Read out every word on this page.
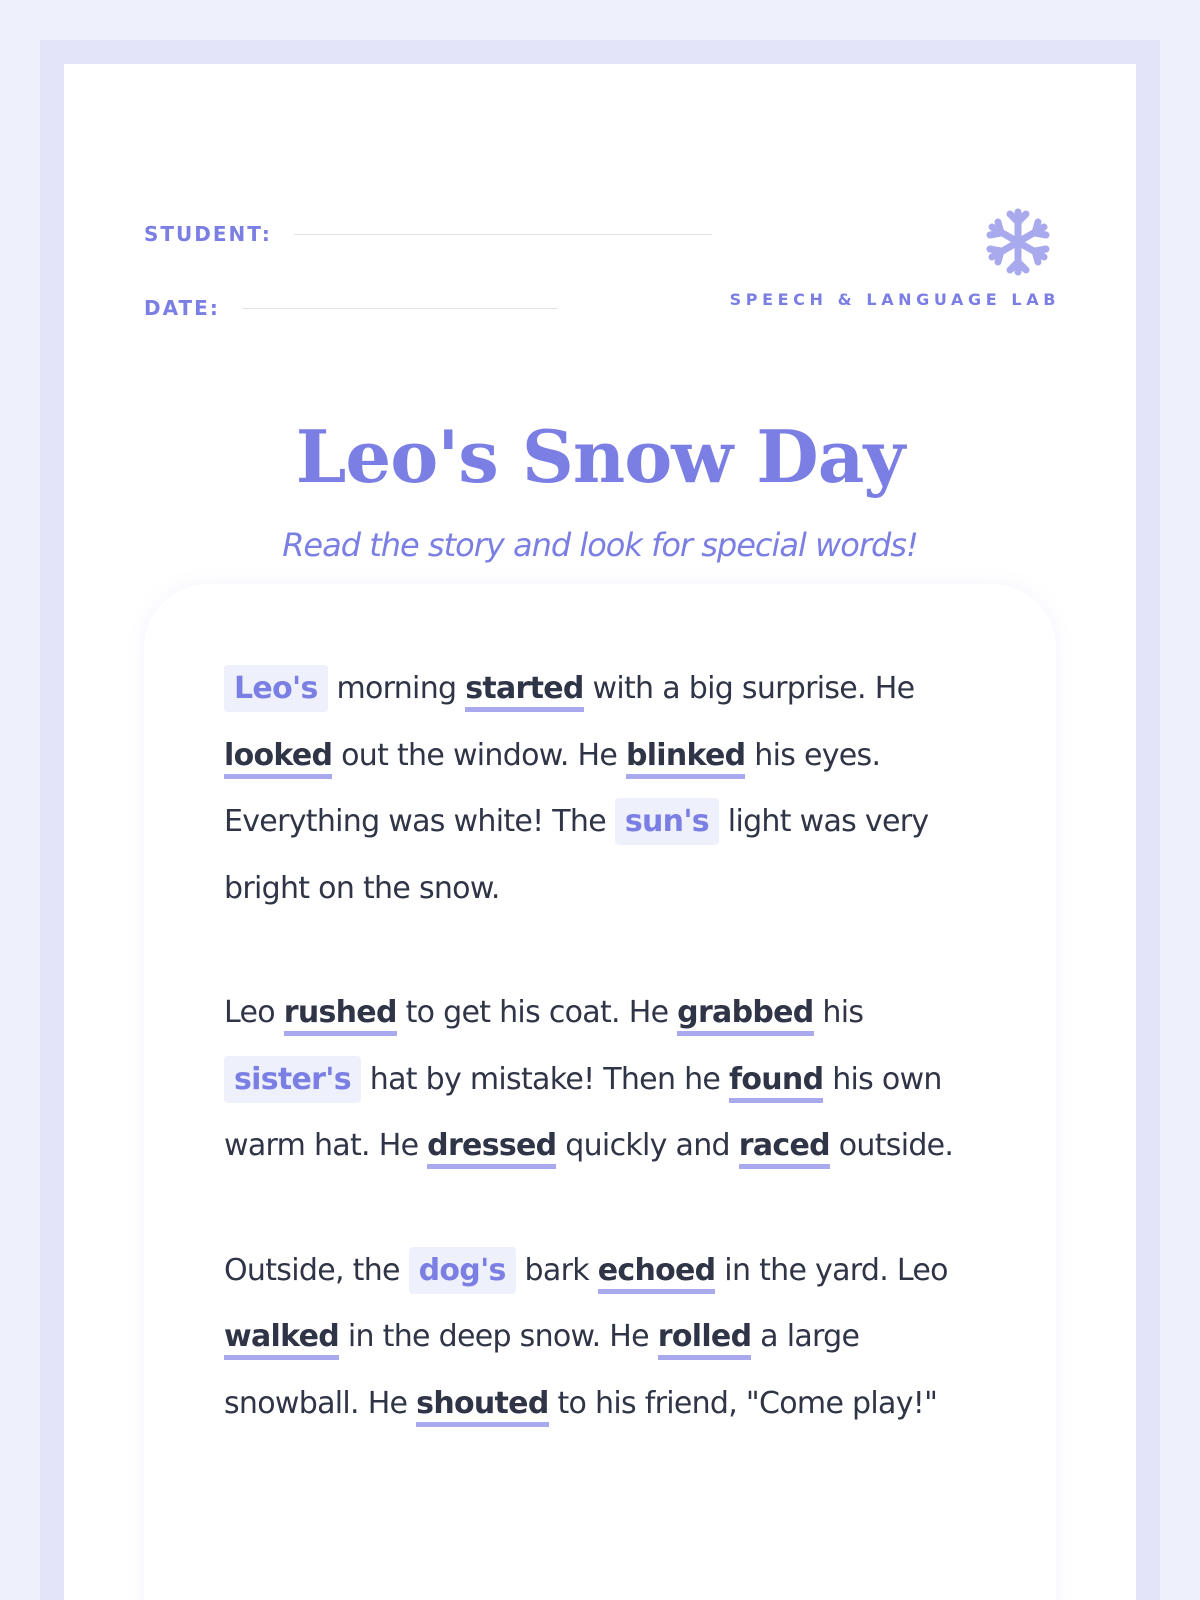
STUDENT:
DATE:	SPEECH & LANGUAGE LAB
Leo's Snow Day
Read the story and look for special words!

Leo's morning started with a big surprise. He looked out the window. He blinked his eyes. Everything was white! The sun's light was very bright on the snow.

Leo rushed to get his coat. He grabbed his sister's hat by mistake! Then he found his own warm hat. He dressed quickly and raced outside.

Outside, the dog's bark echoed in the yard. Leo walked in the deep snow. He rolled a large snowball. He shouted to his friend, "Come play!"
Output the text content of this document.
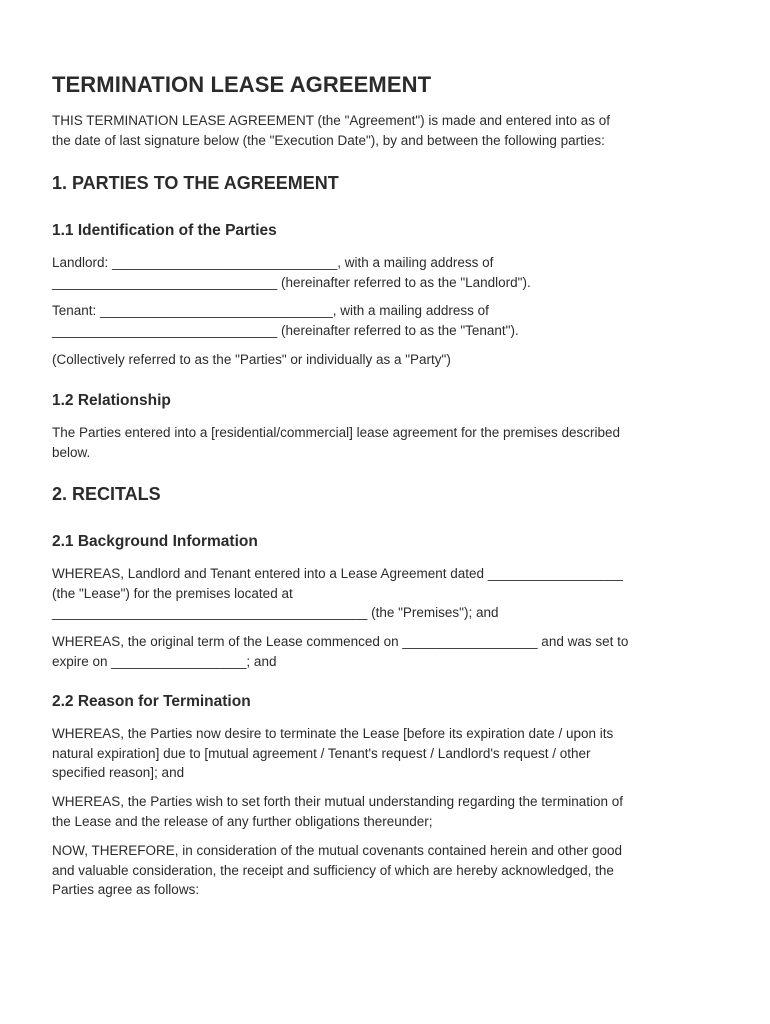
TERMINATION LEASE AGREEMENT

THIS TERMINATION LEASE AGREEMENT (the "Agreement") is made and entered into as of
the date of last signature below (the "Execution Date"), by and between the following parties:

1. PARTIES TO THE AGREEMENT
1.1 Identification of the Parties

Landlord: ______________________________, with a mailing address of
______________________________ (hereinafter referred to as the "Landlord").

Tenant: _______________________________, with a mailing address of
______________________________ (hereinafter referred to as the "Tenant").

(Collectively referred to as the "Parties" or individually as a "Party")

1.2 Relationship

The Parties entered into a [residential/commercial] lease agreement for the premises described
below.

2. RECITALS
2.1 Background Information

WHEREAS, Landlord and Tenant entered into a Lease Agreement dated __________________
(the "Lease") for the premises located at
__________________________________________ (the "Premises"); and

WHEREAS, the original term of the Lease commenced on __________________ and was set to
expire on __________________; and

2.2 Reason for Termination

WHEREAS, the Parties now desire to terminate the Lease [before its expiration date / upon its
natural expiration] due to [mutual agreement / Tenant's request / Landlord's request / other
specified reason]; and

WHEREAS, the Parties wish to set forth their mutual understanding regarding the termination of
the Lease and the release of any further obligations thereunder;

NOW, THEREFORE, in consideration of the mutual covenants contained herein and other good
and valuable consideration, the receipt and sufficiency of which are hereby acknowledged, the
Parties agree as follows:
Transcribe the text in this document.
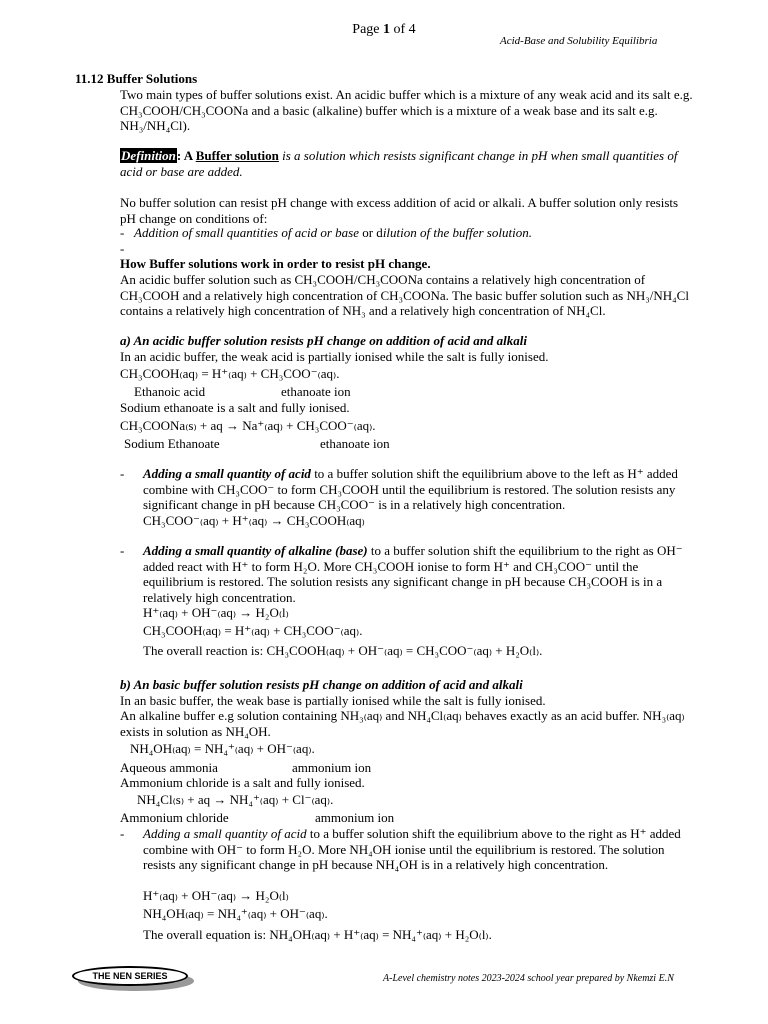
Page 1 of 4
Acid-Base and Solubility Equilibria
11.12 Buffer Solutions
Two main types of buffer solutions exist. An acidic buffer which is a mixture of any weak acid and its salt e.g. CH₃COOH/CH₃COONa and a basic (alkaline) buffer which is a mixture of a weak base and its salt e.g. NH₃/NH₄Cl).
Definition: A Buffer solution is a solution which resists significant change in pH when small quantities of acid or base are added.
No buffer solution can resist pH change with excess addition of acid or alkali. A buffer solution only resists pH change on conditions of:
- Addition of small quantities of acid or base or dilution of the buffer solution.
-
How Buffer solutions work in order to resist pH change.
An acidic buffer solution such as CH₃COOH/CH₃COONa contains a relatively high concentration of CH₃COOH and a relatively high concentration of CH₃COONa. The basic buffer solution such as NH₃/NH₄Cl contains a relatively high concentration of NH₃ and a relatively high concentration of NH₄Cl.
a) An acidic buffer solution resists pH change on addition of acid and alkali
In an acidic buffer, the weak acid is partially ionised while the salt is fully ionised.
CH₃COOH₍aq₎ = H⁺₍aq₎ + CH₃COO⁻₍aq₎.
Ethanoic acid	ethanoate ion
Sodium ethanoate is a salt and fully ionised.
CH₃COONa₍s₎ + aq → Na⁺₍aq₎ + CH₃COO⁻₍aq₎.
Sodium Ethanoate	ethanoate ion
- Adding a small quantity of acid to a buffer solution shift the equilibrium above to the left as H⁺ added combine with CH₃COO⁻ to form CH₃COOH until the equilibrium is restored. The solution resists any significant change in pH because CH₃COO⁻ is in a relatively high concentration.
CH₃COO⁻₍aq₎ + H⁺₍aq₎ → CH₃COOH₍aq₎
- Adding a small quantity of alkaline (base) to a buffer solution shift the equilibrium to the right as OH⁻ added react with H⁺ to form H₂O. More CH₃COOH ionise to form H⁺ and CH₃COO⁻ until the equilibrium is restored. The solution resists any significant change in pH because CH₃COOH is in a relatively high concentration.
H⁺₍aq₎ + OH⁻₍aq₎ → H₂O₍l₎
CH₃COOH₍aq₎ = H⁺₍aq₎ + CH₃COO⁻₍aq₎.
The overall reaction is: CH₃COOH₍aq₎ + OH⁻₍aq₎ = CH₃COO⁻₍aq₎ + H₂O₍l₎.
b) An basic buffer solution resists pH change on addition of acid and alkali
In an basic buffer, the weak base is partially ionised while the salt is fully ionised.
An alkaline buffer e.g solution containing NH₃₍aq₎ and NH₄Cl₍aq₎ behaves exactly as an acid buffer. NH₃₍aq₎ exists in solution as NH₄OH.
NH₄OH₍aq₎ = NH₄⁺₍aq₎ + OH⁻₍aq₎.
Aqueous ammonia	ammonium ion
Ammonium chloride is a salt and fully ionised.
NH₄Cl₍s₎ + aq → NH₄⁺₍aq₎ + Cl⁻₍aq₎.
Ammonium chloride	ammonium ion
- Adding a small quantity of acid to a buffer solution shift the equilibrium above to the right as H⁺ added combine with OH⁻ to form H₂O. More NH₄OH ionise until the equilibrium is restored. The solution resists any significant change in pH because NH₄OH is in a relatively high concentration.
H⁺₍aq₎ + OH⁻₍aq₎ → H₂O₍l₎
NH₄OH₍aq₎ = NH₄⁺₍aq₎ + OH⁻₍aq₎.
The overall equation is: NH₄OH₍aq₎ + H⁺₍aq₎ = NH₄⁺₍aq₎ + H₂O₍l₎.
THE NEN SERIES	A-Level chemistry notes 2023-2024 school year prepared by Nkemzi E.N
========================================================================
**TASK TO COMPLETE**
Set every line down exactly as written, leaving each picture out.

**EXERCISE SOLUTION**
Read out every word on this page.
STUDENT:
DATE:	SPEECH & LANGUAGE LAB
Leo's Snow Day
Read the story and look for special words!

Leo's morning started with a big surprise. He looked out the window. He blinked his eyes. Everything was white! The sun's light was very bright on the snow.

Leo rushed to get his coat. He grabbed his sister's hat by mistake! Then he found his own warm hat. He dressed quickly and raced outside.

Outside, the dog's bark echoed in the yard. Leo walked in the deep snow. He rolled a large snowball. He shouted to his friend, "Come play!"
Output the text content of this document.
TERMINATION LEASE AGREEMENT

THIS TERMINATION LEASE AGREEMENT (the "Agreement") is made and entered into as of
the date of last signature below (the "Execution Date"), by and between the following parties:

1. PARTIES TO THE AGREEMENT
1.1 Identification of the Parties

Landlord: ______________________________, with a mailing address of
______________________________ (hereinafter referred to as the "Landlord").

Tenant: _______________________________, with a mailing address of
______________________________ (hereinafter referred to as the "Tenant").

(Collectively referred to as the "Parties" or individually as a "Party")

1.2 Relationship

The Parties entered into a [residential/commercial] lease agreement for the premises described
below.

2. RECITALS
2.1 Background Information

WHEREAS, Landlord and Tenant entered into a Lease Agreement dated __________________
(the "Lease") for the premises located at
__________________________________________ (the "Premises"); and

WHEREAS, the original term of the Lease commenced on __________________ and was set to
expire on __________________; and

2.2 Reason for Termination

WHEREAS, the Parties now desire to terminate the Lease [before its expiration date / upon its
natural expiration] due to [mutual agreement / Tenant's request / Landlord's request / other
specified reason]; and

WHEREAS, the Parties wish to set forth their mutual understanding regarding the termination of
the Lease and the release of any further obligations thereunder;

NOW, THEREFORE, in consideration of the mutual covenants contained herein and other good
and valuable consideration, the receipt and sufficiency of which are hereby acknowledged, the
Parties agree as follows:
Transcribe the text in this document.
Page 1 of 4
Acid-Base and Solubility Equilibria
11.12 Buffer Solutions
Two main types of buffer solutions exist. An acidic buffer which is a mixture of any weak acid and its salt e.g. CH₃COOH/CH₃COONa and a basic (alkaline) buffer which is a mixture of a weak base and its salt e.g. NH₃/NH₄Cl).
Definition: A Buffer solution is a solution which resists significant change in pH when small quantities of acid or base are added.
No buffer solution can resist pH change with excess addition of acid or alkali. A buffer solution only resists pH change on conditions of:
- Addition of small quantities of acid or base or dilution of the buffer solution.
-
How Buffer solutions work in order to resist pH change.
An acidic buffer solution such as CH₃COOH/CH₃COONa contains a relatively high concentration of CH₃COOH and a relatively high concentration of CH₃COONa. The basic buffer solution such as NH₃/NH₄Cl contains a relatively high concentration of NH₃ and a relatively high concentration of NH₄Cl.
a) An acidic buffer solution resists pH change on addition of acid and alkali
In an acidic buffer, the weak acid is partially ionised while the salt is fully ionised.
CH₃COOH₍aq₎ = H⁺₍aq₎ + CH₃COO⁻₍aq₎.
Ethanoic acid	ethanoate ion
Sodium ethanoate is a salt and fully ionised.
CH₃COONa₍s₎ + aq → Na⁺₍aq₎ + CH₃COO⁻₍aq₎.
Sodium Ethanoate	ethanoate ion
- Adding a small quantity of acid to a buffer solution shift the equilibrium above to the left as H⁺ added combine with CH₃COO⁻ to form CH₃COOH until the equilibrium is restored. The solution resists any significant change in pH because CH₃COO⁻ is in a relatively high concentration.
CH₃COO⁻₍aq₎ + H⁺₍aq₎ → CH₃COOH₍aq₎
- Adding a small quantity of alkaline (base) to a buffer solution shift the equilibrium to the right as OH⁻ added react with H⁺ to form H₂O. More CH₃COOH ionise to form H⁺ and CH₃COO⁻ until the equilibrium is restored. The solution resists any significant change in pH because CH₃COOH is in a relatively high concentration.
H⁺₍aq₎ + OH⁻₍aq₎ → H₂O₍l₎
CH₃COOH₍aq₎ = H⁺₍aq₎ + CH₃COO⁻₍aq₎.
The overall reaction is: CH₃COOH₍aq₎ + OH⁻₍aq₎ = CH₃COO⁻₍aq₎ + H₂O₍l₎.
b) An basic buffer solution resists pH change on addition of acid and alkali
In an basic buffer, the weak base is partially ionised while the salt is fully ionised.
An alkaline buffer e.g solution containing NH₃₍aq₎ and NH₄Cl₍aq₎ behaves exactly as an acid buffer. NH₃₍aq₎ exists in solution as NH₄OH.
NH₄OH₍aq₎ = NH₄⁺₍aq₎ + OH⁻₍aq₎.
Aqueous ammonia	ammonium ion
Ammonium chloride is a salt and fully ionised.
NH₄Cl₍s₎ + aq → NH₄⁺₍aq₎ + Cl⁻₍aq₎.
Ammonium chloride	ammonium ion
- Adding a small quantity of acid to a buffer solution shift the equilibrium above to the right as H⁺ added combine with OH⁻ to form H₂O. More NH₄OH ionise until the equilibrium is restored. The solution resists any significant change in pH because NH₄OH is in a relatively high concentration.
H⁺₍aq₎ + OH⁻₍aq₎ → H₂O₍l₎
NH₄OH₍aq₎ = NH₄⁺₍aq₎ + OH⁻₍aq₎.
The overall equation is: NH₄OH₍aq₎ + H⁺₍aq₎ = NH₄⁺₍aq₎ + H₂O₍l₎.
THE NEN SERIES	A-Level chemistry notes 2023-2024 school year prepared by Nkemzi E.N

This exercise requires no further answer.